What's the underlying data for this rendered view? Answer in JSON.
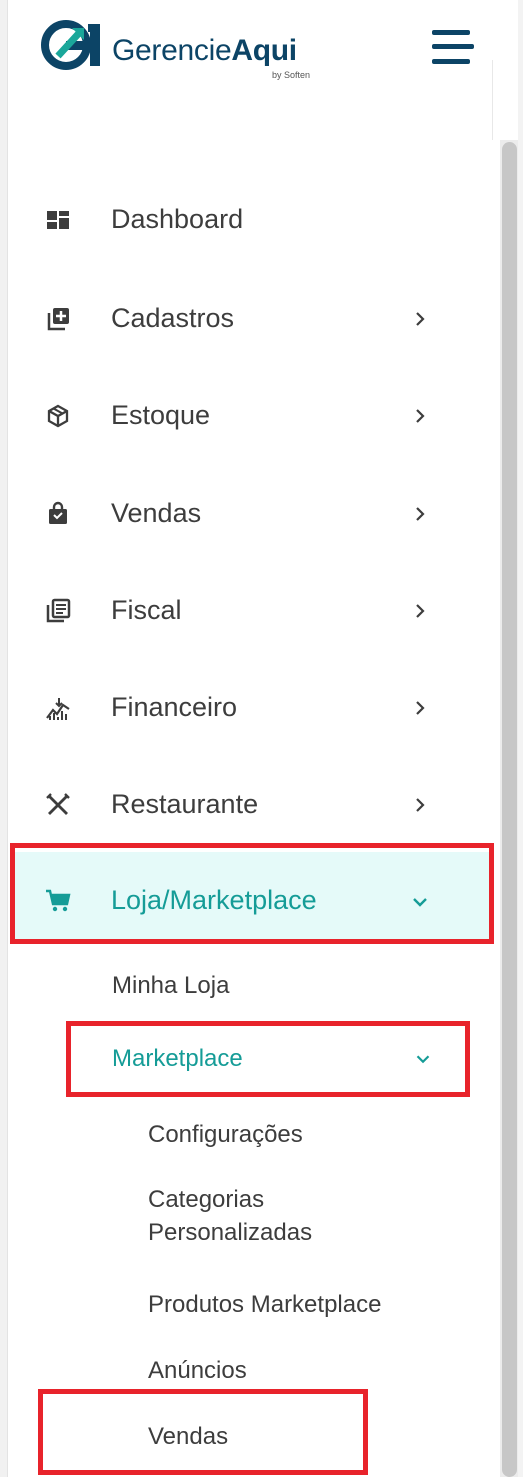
{
  "brand": {
    "name_light": "Gerencie",
    "name_bold": "Aqui",
    "byline": "by Soften",
    "color": "#0c4466"
  },
  "accent_color": "#159c97",
  "highlight_color": "#e8232b",
  "menu": {
    "items": [
      {
        "label": "Dashboard",
        "icon": "dashboard-icon"
      },
      {
        "label": "Cadastros",
        "icon": "add-box-icon",
        "chevron": "chevron-right-icon"
      },
      {
        "label": "Estoque",
        "icon": "package-icon",
        "chevron": "chevron-right-icon"
      },
      {
        "label": "Vendas",
        "icon": "shopping-bag-icon",
        "chevron": "chevron-right-icon"
      },
      {
        "label": "Fiscal",
        "icon": "document-list-icon",
        "chevron": "chevron-right-icon"
      },
      {
        "label": "Financeiro",
        "icon": "trend-chart-icon",
        "chevron": "chevron-right-icon"
      },
      {
        "label": "Restaurante",
        "icon": "utensils-icon",
        "chevron": "chevron-right-icon"
      },
      {
        "label": "Loja/Marketplace",
        "icon": "shopping-cart-icon",
        "chevron": "chevron-down-icon",
        "expanded": true
      }
    ],
    "loja_submenu": {
      "minha_loja": "Minha Loja",
      "marketplace": "Marketplace",
      "marketplace_children": {
        "configuracoes": "Configurações",
        "categorias_line1": "Categorias",
        "categorias_line2": "Personalizadas",
        "produtos": "Produtos Marketplace",
        "anuncios": "Anúncios",
        "vendas": "Vendas"
      }
    }
  }
}
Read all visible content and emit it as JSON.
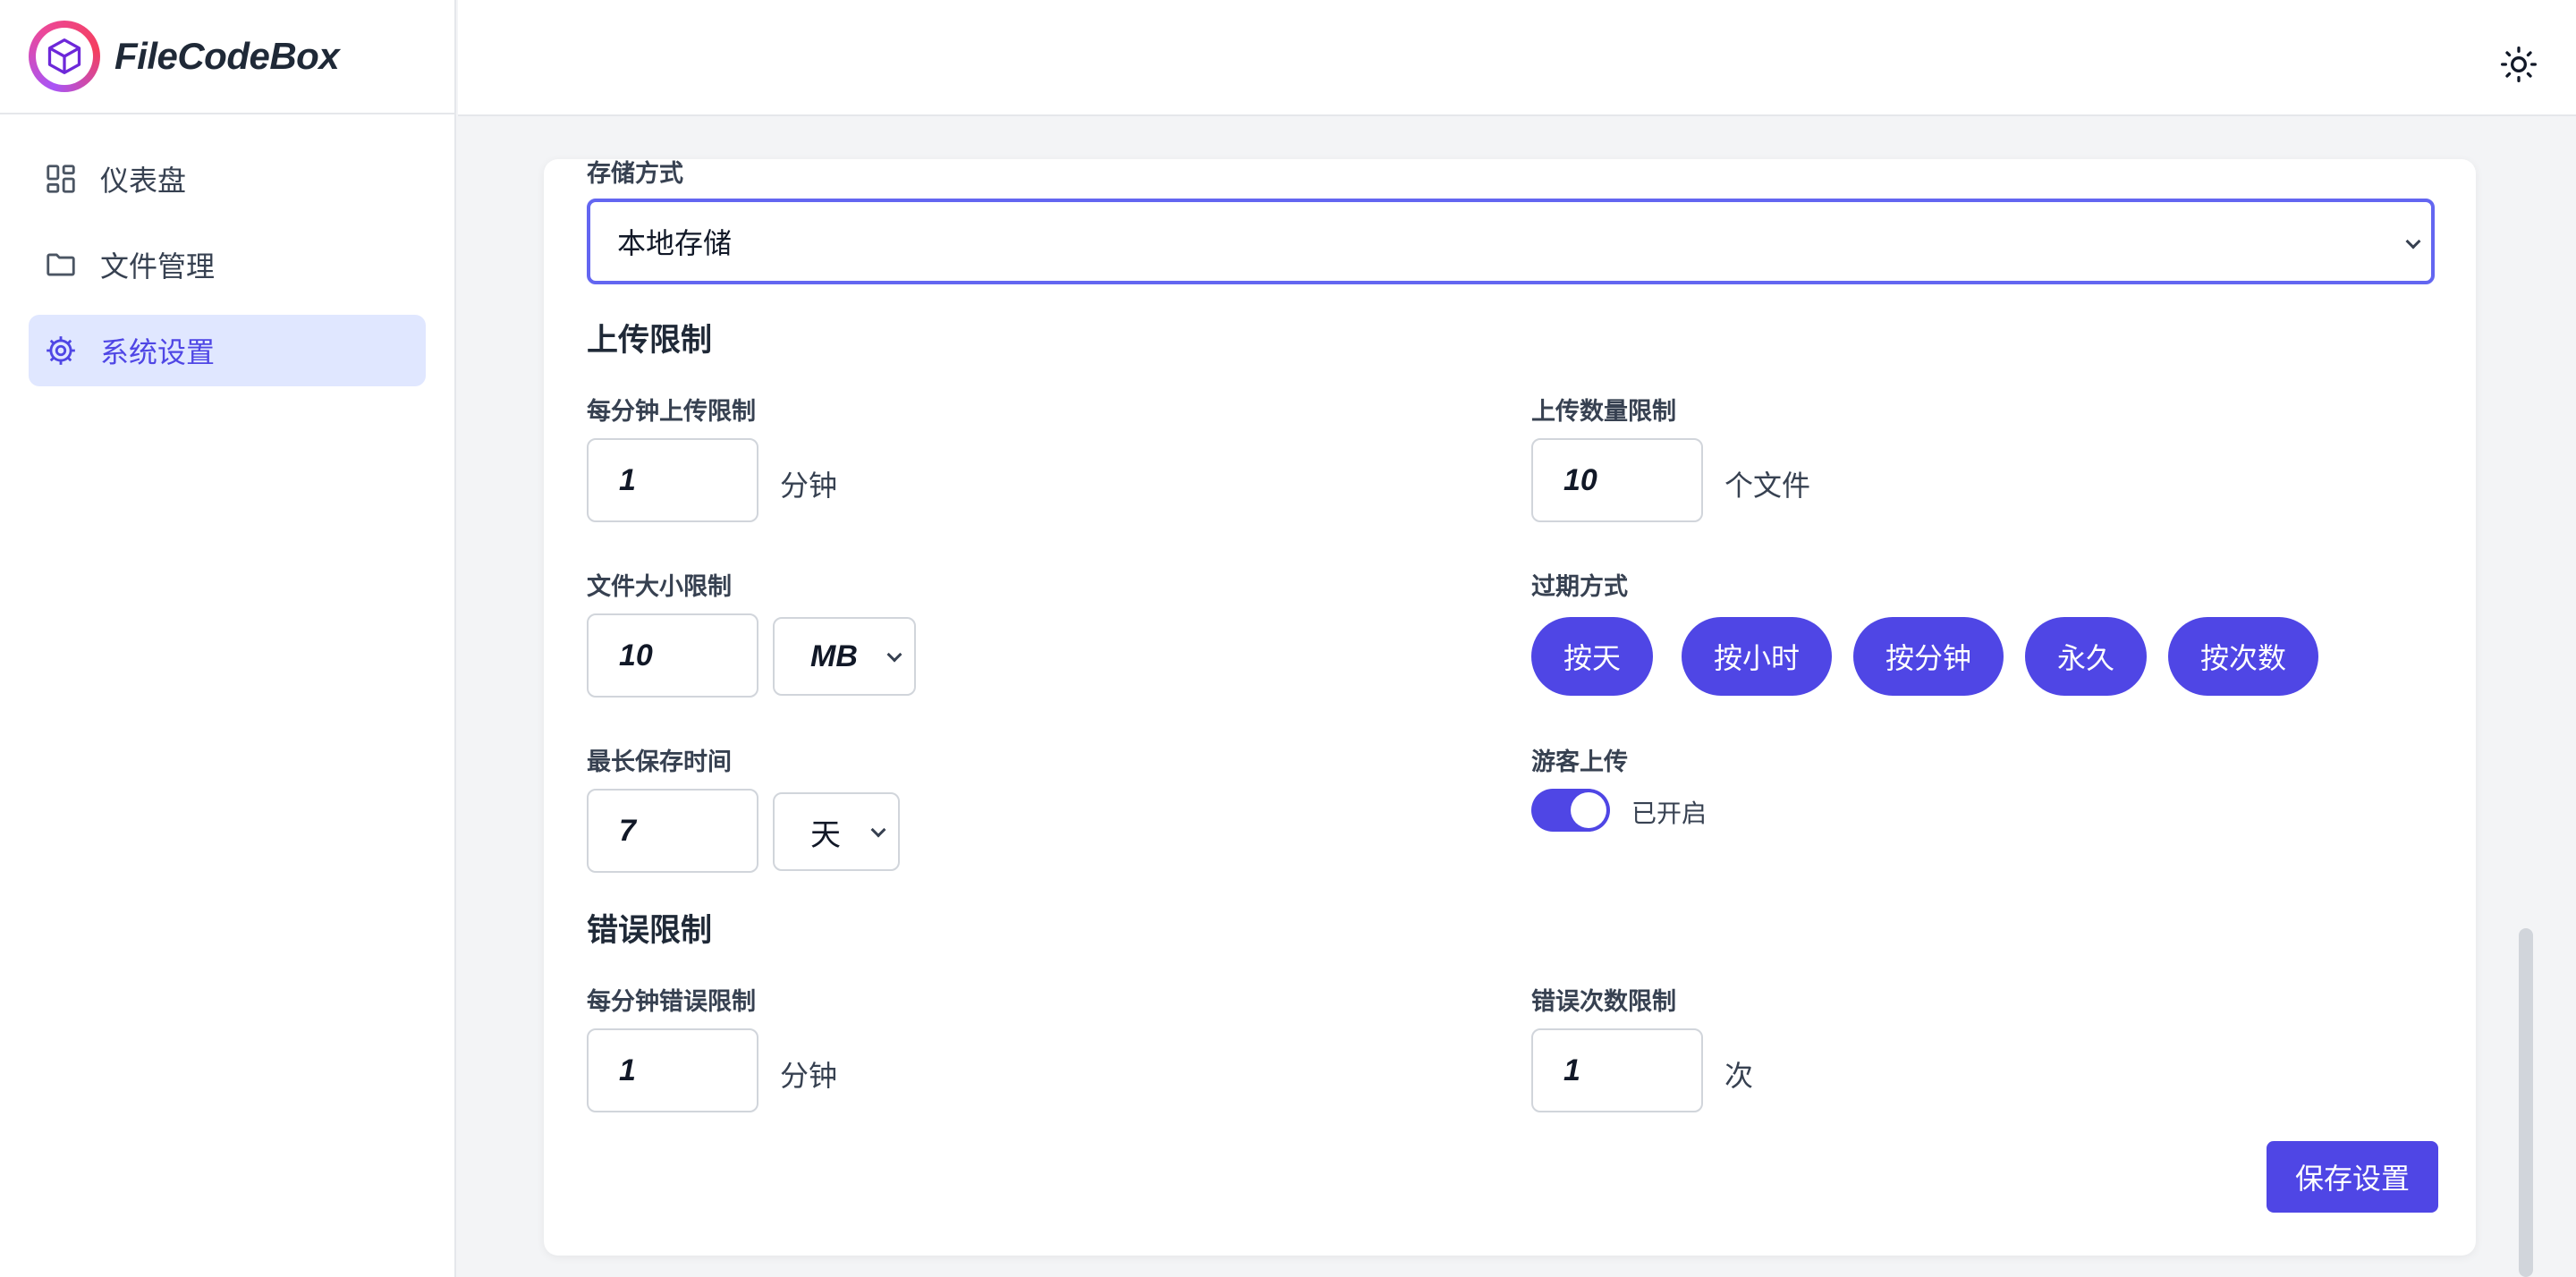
{
  "app": {
    "name": "FileCodeBox"
  },
  "sidebar": {
    "items": [
      {
        "label": "仪表盘",
        "icon": "dashboard-icon"
      },
      {
        "label": "文件管理",
        "icon": "folder-icon"
      },
      {
        "label": "系统设置",
        "icon": "gear-icon",
        "active": true
      }
    ]
  },
  "header": {
    "theme_icon": "sun-icon"
  },
  "settings": {
    "storage": {
      "label": "存储方式",
      "value": "本地存储"
    },
    "upload_section": "上传限制",
    "upload_per_minute": {
      "label": "每分钟上传限制",
      "value": "1",
      "unit": "分钟"
    },
    "upload_count": {
      "label": "上传数量限制",
      "value": "10",
      "unit": "个文件"
    },
    "file_size": {
      "label": "文件大小限制",
      "value": "10",
      "unit": "MB"
    },
    "expire": {
      "label": "过期方式",
      "options": [
        "按天",
        "按小时",
        "按分钟",
        "永久",
        "按次数"
      ]
    },
    "max_keep": {
      "label": "最长保存时间",
      "value": "7",
      "unit": "天"
    },
    "guest_upload": {
      "label": "游客上传",
      "status": "已开启",
      "enabled": true
    },
    "error_section": "错误限制",
    "error_per_minute": {
      "label": "每分钟错误限制",
      "value": "1",
      "unit": "分钟"
    },
    "error_count": {
      "label": "错误次数限制",
      "value": "1",
      "unit": "次"
    },
    "save_label": "保存设置"
  },
  "colors": {
    "accent": "#4f46e5",
    "accent_light": "#e0e7ff",
    "border": "#d1d5db"
  }
}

§ §

## [EXERCISE DESCRIPTION]
Repeat each entry above word for word, leaving every picture out.

## [FINAL ANSWER]
What's the underlying data for this rendered view? Answer in JSON.
{
  "brand": {
    "name_light": "Gerencie",
    "name_bold": "Aqui",
    "byline": "by Soften",
    "color": "#0c4466"
  },
  "accent_color": "#159c97",
  "highlight_color": "#e8232b",
  "menu": {
    "items": [
      {
        "label": "Dashboard",
        "icon": "dashboard-icon"
      },
      {
        "label": "Cadastros",
        "icon": "add-box-icon",
        "chevron": "chevron-right-icon"
      },
      {
        "label": "Estoque",
        "icon": "package-icon",
        "chevron": "chevron-right-icon"
      },
      {
        "label": "Vendas",
        "icon": "shopping-bag-icon",
        "chevron": "chevron-right-icon"
      },
      {
        "label": "Fiscal",
        "icon": "document-list-icon",
        "chevron": "chevron-right-icon"
      },
      {
        "label": "Financeiro",
        "icon": "trend-chart-icon",
        "chevron": "chevron-right-icon"
      },
      {
        "label": "Restaurante",
        "icon": "utensils-icon",
        "chevron": "chevron-right-icon"
      },
      {
        "label": "Loja/Marketplace",
        "icon": "shopping-cart-icon",
        "chevron": "chevron-down-icon",
        "expanded": true
      }
    ],
    "loja_submenu": {
      "minha_loja": "Minha Loja",
      "marketplace": "Marketplace",
      "marketplace_children": {
        "configuracoes": "Configurações",
        "categorias_line1": "Categorias",
        "categorias_line2": "Personalizadas",
        "produtos": "Produtos Marketplace",
        "anuncios": "Anúncios",
        "vendas": "Vendas"
      }
    }
  }
}
Read all visible content and emit it as JSON.
{
  "app": {
    "name": "FileCodeBox"
  },
  "sidebar": {
    "items": [
      {
        "label": "仪表盘",
        "icon": "dashboard-icon"
      },
      {
        "label": "文件管理",
        "icon": "folder-icon"
      },
      {
        "label": "系统设置",
        "icon": "gear-icon",
        "active": true
      }
    ]
  },
  "header": {
    "theme_icon": "sun-icon"
  },
  "settings": {
    "storage": {
      "label": "存储方式",
      "value": "本地存储"
    },
    "upload_section": "上传限制",
    "upload_per_minute": {
      "label": "每分钟上传限制",
      "value": "1",
      "unit": "分钟"
    },
    "upload_count": {
      "label": "上传数量限制",
      "value": "10",
      "unit": "个文件"
    },
    "file_size": {
      "label": "文件大小限制",
      "value": "10",
      "unit": "MB"
    },
    "expire": {
      "label": "过期方式",
      "options": [
        "按天",
        "按小时",
        "按分钟",
        "永久",
        "按次数"
      ]
    },
    "max_keep": {
      "label": "最长保存时间",
      "value": "7",
      "unit": "天"
    },
    "guest_upload": {
      "label": "游客上传",
      "status": "已开启",
      "enabled": true
    },
    "error_section": "错误限制",
    "error_per_minute": {
      "label": "每分钟错误限制",
      "value": "1",
      "unit": "分钟"
    },
    "error_count": {
      "label": "错误次数限制",
      "value": "1",
      "unit": "次"
    },
    "save_label": "保存设置"
  },
  "colors": {
    "accent": "#4f46e5",
    "accent_light": "#e0e7ff",
    "border": "#d1d5db"
  }
}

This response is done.